*Directions for this task*
Reproduce verbatim the rows below, from the row containing "List UI elements" up to and including the row containing "day-number: 21 — [24, 358, 130, 377]".

───── Records for this exercise

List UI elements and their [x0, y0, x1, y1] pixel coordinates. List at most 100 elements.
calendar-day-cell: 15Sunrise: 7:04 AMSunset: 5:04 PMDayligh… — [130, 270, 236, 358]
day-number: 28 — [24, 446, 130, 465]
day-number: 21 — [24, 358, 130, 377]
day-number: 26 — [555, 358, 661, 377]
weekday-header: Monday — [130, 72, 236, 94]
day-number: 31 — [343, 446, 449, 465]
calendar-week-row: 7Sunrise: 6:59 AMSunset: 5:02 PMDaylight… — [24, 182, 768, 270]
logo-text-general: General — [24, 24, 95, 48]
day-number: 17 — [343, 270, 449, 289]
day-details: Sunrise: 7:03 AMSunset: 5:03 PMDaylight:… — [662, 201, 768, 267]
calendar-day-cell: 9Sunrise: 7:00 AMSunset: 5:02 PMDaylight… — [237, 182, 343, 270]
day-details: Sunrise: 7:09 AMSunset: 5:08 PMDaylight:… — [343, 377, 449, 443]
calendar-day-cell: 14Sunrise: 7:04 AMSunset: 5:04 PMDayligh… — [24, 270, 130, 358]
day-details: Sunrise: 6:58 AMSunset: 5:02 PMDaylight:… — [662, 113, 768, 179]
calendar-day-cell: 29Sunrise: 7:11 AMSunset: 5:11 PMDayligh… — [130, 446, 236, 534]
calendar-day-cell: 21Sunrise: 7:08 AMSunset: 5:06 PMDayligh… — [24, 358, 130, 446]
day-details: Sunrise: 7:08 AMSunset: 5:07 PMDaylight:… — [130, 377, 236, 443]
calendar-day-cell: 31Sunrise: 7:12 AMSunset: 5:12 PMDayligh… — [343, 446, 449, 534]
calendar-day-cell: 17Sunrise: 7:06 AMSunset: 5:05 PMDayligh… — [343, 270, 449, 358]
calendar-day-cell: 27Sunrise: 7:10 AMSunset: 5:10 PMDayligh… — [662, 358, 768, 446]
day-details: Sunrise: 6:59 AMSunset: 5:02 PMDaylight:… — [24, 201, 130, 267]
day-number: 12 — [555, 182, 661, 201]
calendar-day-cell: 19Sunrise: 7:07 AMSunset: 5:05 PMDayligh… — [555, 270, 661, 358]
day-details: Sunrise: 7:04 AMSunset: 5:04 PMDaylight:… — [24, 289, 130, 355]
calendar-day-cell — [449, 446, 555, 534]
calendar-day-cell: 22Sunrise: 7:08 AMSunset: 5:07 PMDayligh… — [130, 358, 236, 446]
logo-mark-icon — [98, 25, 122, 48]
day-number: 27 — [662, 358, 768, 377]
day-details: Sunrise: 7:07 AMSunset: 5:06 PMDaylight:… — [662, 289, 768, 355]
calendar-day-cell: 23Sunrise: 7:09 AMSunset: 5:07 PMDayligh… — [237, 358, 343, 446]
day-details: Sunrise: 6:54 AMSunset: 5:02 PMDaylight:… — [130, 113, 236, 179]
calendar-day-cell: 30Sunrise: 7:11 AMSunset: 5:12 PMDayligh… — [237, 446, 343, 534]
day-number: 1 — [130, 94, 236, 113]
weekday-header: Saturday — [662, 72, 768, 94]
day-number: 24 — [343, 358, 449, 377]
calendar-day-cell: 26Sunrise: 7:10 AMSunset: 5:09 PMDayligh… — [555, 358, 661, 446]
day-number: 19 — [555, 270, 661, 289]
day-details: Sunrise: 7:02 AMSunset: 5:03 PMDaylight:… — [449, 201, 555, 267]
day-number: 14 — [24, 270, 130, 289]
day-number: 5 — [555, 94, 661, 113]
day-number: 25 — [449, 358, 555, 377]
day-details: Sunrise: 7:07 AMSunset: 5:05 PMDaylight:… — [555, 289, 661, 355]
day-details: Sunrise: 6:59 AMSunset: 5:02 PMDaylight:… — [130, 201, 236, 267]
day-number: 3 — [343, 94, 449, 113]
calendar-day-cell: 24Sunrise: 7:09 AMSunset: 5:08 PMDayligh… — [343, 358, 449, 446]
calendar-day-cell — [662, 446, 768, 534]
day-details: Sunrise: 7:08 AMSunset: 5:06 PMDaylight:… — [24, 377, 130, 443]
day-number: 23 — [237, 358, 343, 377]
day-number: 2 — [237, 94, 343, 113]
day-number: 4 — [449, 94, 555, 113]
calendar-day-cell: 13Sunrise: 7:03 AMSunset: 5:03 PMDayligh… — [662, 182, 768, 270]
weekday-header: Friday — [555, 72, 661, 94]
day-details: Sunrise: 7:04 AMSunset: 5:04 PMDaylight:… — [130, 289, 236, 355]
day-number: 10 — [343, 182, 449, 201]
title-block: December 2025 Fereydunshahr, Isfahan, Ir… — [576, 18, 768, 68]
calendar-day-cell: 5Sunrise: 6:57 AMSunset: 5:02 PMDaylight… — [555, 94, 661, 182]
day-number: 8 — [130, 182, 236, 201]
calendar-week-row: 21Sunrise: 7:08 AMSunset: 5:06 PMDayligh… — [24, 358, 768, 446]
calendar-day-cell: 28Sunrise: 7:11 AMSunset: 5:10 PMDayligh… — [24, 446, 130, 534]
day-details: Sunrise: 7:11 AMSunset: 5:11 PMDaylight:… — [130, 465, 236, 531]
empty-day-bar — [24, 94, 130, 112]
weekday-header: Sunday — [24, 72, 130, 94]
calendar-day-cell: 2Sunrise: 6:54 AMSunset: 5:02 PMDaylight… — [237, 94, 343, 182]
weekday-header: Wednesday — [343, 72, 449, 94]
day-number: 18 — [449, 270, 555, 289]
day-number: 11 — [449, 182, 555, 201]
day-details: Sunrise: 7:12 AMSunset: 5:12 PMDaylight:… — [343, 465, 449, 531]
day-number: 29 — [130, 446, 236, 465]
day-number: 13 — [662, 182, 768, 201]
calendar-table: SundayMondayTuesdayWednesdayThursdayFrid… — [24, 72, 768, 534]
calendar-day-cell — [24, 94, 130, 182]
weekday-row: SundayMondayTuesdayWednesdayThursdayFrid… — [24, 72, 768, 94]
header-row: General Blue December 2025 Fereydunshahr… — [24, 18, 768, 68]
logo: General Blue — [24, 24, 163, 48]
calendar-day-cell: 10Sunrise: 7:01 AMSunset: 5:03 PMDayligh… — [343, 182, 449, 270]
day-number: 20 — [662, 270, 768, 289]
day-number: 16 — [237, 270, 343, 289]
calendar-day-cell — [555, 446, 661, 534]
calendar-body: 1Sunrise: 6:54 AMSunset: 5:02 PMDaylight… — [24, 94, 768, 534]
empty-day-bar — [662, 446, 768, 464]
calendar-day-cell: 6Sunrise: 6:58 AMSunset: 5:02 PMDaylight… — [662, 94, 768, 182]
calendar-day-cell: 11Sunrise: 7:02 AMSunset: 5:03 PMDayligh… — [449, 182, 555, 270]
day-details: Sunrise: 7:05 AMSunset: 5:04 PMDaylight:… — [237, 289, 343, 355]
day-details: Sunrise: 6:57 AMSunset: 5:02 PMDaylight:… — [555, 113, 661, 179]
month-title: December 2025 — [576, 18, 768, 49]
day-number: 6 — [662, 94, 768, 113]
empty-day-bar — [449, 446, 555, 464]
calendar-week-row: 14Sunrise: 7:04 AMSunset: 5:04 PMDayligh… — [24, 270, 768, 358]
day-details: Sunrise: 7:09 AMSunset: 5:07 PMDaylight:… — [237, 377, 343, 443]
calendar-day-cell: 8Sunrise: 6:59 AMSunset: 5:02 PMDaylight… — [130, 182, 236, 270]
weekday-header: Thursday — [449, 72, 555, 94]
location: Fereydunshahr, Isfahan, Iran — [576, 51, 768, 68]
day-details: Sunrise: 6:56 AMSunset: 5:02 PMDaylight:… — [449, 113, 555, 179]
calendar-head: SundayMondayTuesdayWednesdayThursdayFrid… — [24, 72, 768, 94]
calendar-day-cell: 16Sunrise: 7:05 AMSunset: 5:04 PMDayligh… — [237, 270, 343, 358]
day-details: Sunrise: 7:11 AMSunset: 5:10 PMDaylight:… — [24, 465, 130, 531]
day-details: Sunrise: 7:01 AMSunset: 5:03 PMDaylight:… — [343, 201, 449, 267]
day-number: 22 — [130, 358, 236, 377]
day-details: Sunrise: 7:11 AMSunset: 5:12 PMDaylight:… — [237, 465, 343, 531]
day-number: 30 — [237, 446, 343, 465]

──────────
───── Records for this exercise

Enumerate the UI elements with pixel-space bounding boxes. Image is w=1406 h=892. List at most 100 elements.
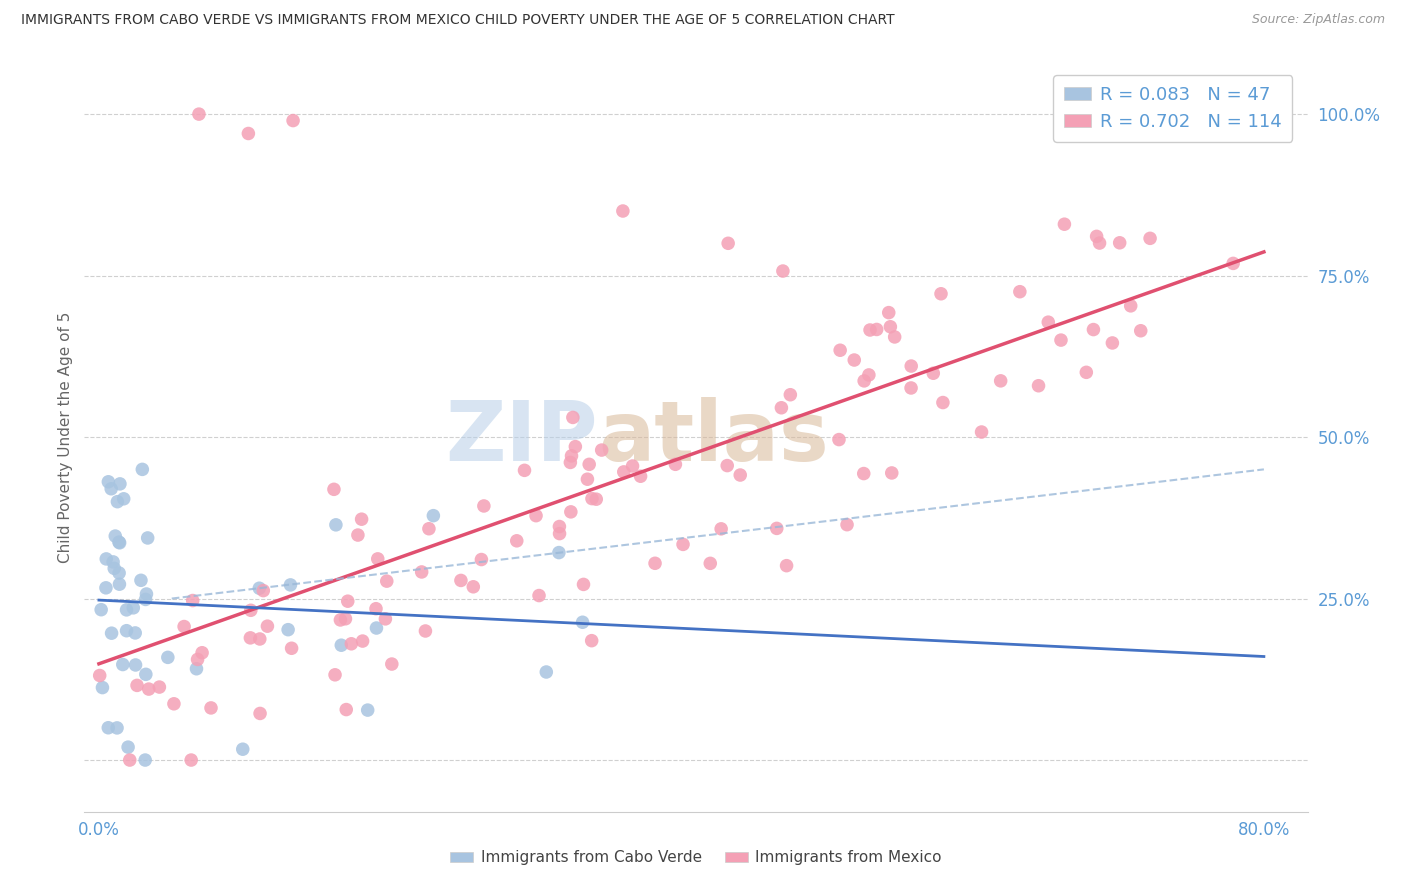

──────────

*Correct answer*
List UI elements and their [x0, y0, x1, y1] pixel coordinates. List at most 100 elements.
calendar-day-cell: 15Sunrise: 7:04 AMSunset: 5:04 PMDayligh… — [130, 270, 236, 358]
day-number: 28 — [24, 446, 130, 465]
day-number: 21 — [24, 358, 130, 377]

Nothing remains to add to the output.